**Задание 1:**
Перескажите текст для чтения о Телемане в двух предложениях.

Бесспорно, комический стиль Телемана еще слишком итальянский; предстояло больше приобщить его к германской мысли и речи, скомбинировать его с той формой маленьких Lieder, полных шутливого добродушия, которыми Телеман тоже пользовался при случае. Но в конце концов первый шаг был сделан. И этот живой и искрящийся стиль Винчи или Перголези никогда не будет забыт немецким искусством; он подстегнет своим остроумием слишком изысканную веселость соотечественников великого И. С. Баха. И он способствовал формированию не только немецкого зингшпиля, но и новой симфонии Мангейма и Вены; он осветит ее своим смехом.
Я оставляю в стороне другие комические интермедии Телемана: «Капризница» (La Capricciosa»), «Любовные похождения Веспетты» (вторая часть «Пимпиноне») и т. п. Мимоходом отмечаю лишь «Дон Кихота» (1735) с его веселыми ариями и отлично очерченными характерами
34.
Но это только одна из сторон таланта Телемана в сфере театра; слишком позабыта другая — трагическая. Даже единственный историк, взявшийся за изучение его опер, Курт Оттцен, недостаточно на ней остановился. Когда лихорадка творчества позволяет Телеману обдумывать то, что он пишет, он становится способным на все, даже на глубину. В его операх есть не только прекрасные серьезные арии, но — что встречается гораздо реже — и прекрасные хоры. Например, хор, изображающий в третьем акте «Сократа» (1721)
35 празднество в честь Адониса, написан в удивительно современном стиле
36. Оркестр состоит из трех clarini sordinati (низких труб с сурдинами), двух гобоев, играющих жалобную мелодию из протянутых звуков, двух скрипок, виолы и струнного баса без участия чембало. Звучность его великолепна. Телеман поистине достиг слияния различных звуковых «групп», о чем тогда мало заботились. Этот хор отличается эмоциональный просветленностью, обладающей уже глюковской неоантичной чистотой. Он мог бы быть хором из «Альцесты», и гармония его выразительна.
У Телемана встречается также романтическая нотка, поэзия природы, не чуждая Генделю. Но у Телемана она, пожалуй, более утончена—когда он решает быть прилежным,— поскольку чувствительность его более современна. Так, ария соловья, которую поет Миртилла в «Дамоне» (1724)
37, резко отличается от бесконечного числа соловьиных арий той поры своей импрессионистической тонкостью.

**Записи данных:**
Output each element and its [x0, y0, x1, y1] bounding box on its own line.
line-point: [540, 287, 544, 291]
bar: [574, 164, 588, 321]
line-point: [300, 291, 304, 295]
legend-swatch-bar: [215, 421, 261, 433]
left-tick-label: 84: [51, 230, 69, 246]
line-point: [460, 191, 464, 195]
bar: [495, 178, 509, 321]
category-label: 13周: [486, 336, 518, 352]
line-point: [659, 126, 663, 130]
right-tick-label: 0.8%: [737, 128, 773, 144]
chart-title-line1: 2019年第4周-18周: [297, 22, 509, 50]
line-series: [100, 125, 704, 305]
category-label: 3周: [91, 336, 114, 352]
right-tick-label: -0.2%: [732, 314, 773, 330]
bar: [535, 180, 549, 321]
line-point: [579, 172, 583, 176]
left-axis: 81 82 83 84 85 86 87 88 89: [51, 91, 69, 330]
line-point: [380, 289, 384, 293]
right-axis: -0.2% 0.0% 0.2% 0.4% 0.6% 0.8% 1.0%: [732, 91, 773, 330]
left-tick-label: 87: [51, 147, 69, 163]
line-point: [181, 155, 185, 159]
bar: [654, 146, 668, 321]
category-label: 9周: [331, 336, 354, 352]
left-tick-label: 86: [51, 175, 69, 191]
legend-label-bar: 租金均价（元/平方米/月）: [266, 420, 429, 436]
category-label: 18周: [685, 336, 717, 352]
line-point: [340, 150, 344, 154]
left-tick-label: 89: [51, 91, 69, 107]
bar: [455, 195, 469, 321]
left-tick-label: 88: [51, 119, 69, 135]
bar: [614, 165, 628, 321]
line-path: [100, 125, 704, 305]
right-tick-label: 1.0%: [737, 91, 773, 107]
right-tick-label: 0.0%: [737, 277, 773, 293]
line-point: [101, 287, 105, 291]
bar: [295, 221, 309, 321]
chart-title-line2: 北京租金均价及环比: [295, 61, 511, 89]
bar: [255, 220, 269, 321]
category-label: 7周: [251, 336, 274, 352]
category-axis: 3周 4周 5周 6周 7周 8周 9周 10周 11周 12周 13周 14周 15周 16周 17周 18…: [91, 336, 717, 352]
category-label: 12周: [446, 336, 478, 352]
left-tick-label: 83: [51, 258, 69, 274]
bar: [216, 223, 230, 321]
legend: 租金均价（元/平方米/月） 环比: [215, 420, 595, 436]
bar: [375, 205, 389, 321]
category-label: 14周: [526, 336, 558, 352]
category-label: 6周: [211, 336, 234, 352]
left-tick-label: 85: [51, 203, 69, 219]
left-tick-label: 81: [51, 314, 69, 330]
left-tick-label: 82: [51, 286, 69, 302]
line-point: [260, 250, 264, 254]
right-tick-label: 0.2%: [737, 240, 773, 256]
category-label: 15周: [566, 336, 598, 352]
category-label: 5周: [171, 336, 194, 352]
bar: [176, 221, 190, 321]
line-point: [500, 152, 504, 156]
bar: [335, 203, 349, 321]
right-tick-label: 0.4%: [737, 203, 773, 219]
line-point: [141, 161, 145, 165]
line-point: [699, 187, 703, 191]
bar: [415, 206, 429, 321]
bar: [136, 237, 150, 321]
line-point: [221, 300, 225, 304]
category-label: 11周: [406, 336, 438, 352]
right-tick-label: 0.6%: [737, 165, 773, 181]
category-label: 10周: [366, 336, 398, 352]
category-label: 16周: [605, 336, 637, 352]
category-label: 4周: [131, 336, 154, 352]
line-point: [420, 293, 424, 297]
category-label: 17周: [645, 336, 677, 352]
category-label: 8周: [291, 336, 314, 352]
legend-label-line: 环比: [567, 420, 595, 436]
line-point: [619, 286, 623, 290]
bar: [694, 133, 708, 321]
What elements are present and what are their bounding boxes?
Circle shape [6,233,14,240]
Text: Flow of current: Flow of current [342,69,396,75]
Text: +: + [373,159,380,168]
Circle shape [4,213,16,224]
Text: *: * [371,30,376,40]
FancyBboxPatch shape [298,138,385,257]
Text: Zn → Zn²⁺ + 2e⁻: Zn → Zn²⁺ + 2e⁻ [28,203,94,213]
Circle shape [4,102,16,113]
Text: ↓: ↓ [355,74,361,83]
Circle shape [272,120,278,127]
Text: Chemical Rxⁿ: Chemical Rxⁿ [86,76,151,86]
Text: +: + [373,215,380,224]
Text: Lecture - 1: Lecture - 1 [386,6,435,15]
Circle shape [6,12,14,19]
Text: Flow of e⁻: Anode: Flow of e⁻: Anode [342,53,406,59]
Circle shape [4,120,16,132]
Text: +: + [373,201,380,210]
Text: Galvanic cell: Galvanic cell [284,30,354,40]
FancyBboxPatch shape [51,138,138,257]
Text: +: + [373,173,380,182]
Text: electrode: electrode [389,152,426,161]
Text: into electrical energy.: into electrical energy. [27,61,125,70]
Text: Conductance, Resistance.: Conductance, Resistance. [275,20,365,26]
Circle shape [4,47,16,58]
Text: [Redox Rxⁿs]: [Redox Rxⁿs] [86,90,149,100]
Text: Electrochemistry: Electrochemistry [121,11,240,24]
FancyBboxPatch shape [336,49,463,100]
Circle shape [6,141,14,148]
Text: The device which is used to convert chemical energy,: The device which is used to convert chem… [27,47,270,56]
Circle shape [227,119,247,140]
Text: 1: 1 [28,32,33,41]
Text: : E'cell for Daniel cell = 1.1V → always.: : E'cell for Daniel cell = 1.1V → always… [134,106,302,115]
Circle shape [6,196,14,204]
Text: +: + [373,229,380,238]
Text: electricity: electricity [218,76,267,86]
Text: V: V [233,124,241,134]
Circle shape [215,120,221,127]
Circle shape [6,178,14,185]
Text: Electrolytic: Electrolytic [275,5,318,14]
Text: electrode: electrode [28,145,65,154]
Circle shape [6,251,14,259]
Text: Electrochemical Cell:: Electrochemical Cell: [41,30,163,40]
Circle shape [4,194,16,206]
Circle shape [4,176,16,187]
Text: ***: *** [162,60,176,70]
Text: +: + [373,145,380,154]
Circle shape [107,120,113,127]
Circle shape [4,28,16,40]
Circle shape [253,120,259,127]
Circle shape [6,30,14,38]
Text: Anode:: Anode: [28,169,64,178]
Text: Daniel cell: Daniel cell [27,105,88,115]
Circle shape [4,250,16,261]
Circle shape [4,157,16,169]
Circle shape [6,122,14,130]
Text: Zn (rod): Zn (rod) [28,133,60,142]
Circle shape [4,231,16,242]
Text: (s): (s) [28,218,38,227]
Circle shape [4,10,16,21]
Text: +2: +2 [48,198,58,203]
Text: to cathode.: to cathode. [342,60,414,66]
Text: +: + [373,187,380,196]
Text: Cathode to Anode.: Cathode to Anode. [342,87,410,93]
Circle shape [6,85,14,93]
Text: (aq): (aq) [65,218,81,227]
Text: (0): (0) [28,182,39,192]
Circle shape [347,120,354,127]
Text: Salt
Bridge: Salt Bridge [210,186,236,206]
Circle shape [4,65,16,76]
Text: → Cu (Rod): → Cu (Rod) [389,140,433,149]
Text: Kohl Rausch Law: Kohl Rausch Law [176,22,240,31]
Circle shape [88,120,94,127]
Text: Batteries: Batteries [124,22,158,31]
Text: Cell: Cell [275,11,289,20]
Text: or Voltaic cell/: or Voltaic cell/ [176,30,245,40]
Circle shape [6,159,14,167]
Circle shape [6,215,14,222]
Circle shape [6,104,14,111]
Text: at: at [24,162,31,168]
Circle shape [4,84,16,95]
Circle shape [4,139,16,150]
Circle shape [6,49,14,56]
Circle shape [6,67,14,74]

**Задание 2:**
Приведите записи данных от их начала до строки с «left-tick-label: 86: [51, 175, 69, 191]» включительно, заменив в них «line-point» на «data-point». Все остальное оставьте без изменений.

**Ответ 1:**
Комический стиль Телемана, хотя еще слишком итальянский, был первым шагом и способствовал формированию немецкого зингшпиля и новой симфонии Мангейма и Вены. У Телемана есть и слишком позабытая трагическая сторона: в его операх встречаются прекрасные серьезные арии и хоры, например хор из «Сократа», а также романтическая нотка, как в арии соловья из «Дамона».

**Ответ 2:**
Output each element and its [x0, y0, x1, y1] bounding box on its own line.
data-point: [540, 287, 544, 291]
bar: [574, 164, 588, 321]
data-point: [300, 291, 304, 295]
legend-swatch-bar: [215, 421, 261, 433]
left-tick-label: 84: [51, 230, 69, 246]
data-point: [460, 191, 464, 195]
bar: [495, 178, 509, 321]
category-label: 13周: [486, 336, 518, 352]
data-point: [659, 126, 663, 130]
right-tick-label: 0.8%: [737, 128, 773, 144]
chart-title-line1: 2019年第4周-18周: [297, 22, 509, 50]
line-series: [100, 125, 704, 305]
category-label: 3周: [91, 336, 114, 352]
right-tick-label: -0.2%: [732, 314, 773, 330]
bar: [535, 180, 549, 321]
data-point: [579, 172, 583, 176]
left-axis: 81 82 83 84 85 86 87 88 89: [51, 91, 69, 330]
data-point: [380, 289, 384, 293]
right-axis: -0.2% 0.0% 0.2% 0.4% 0.6% 0.8% 1.0%: [732, 91, 773, 330]
left-tick-label: 87: [51, 147, 69, 163]
data-point: [181, 155, 185, 159]
bar: [654, 146, 668, 321]
category-label: 9周: [331, 336, 354, 352]
left-tick-label: 86: [51, 175, 69, 191]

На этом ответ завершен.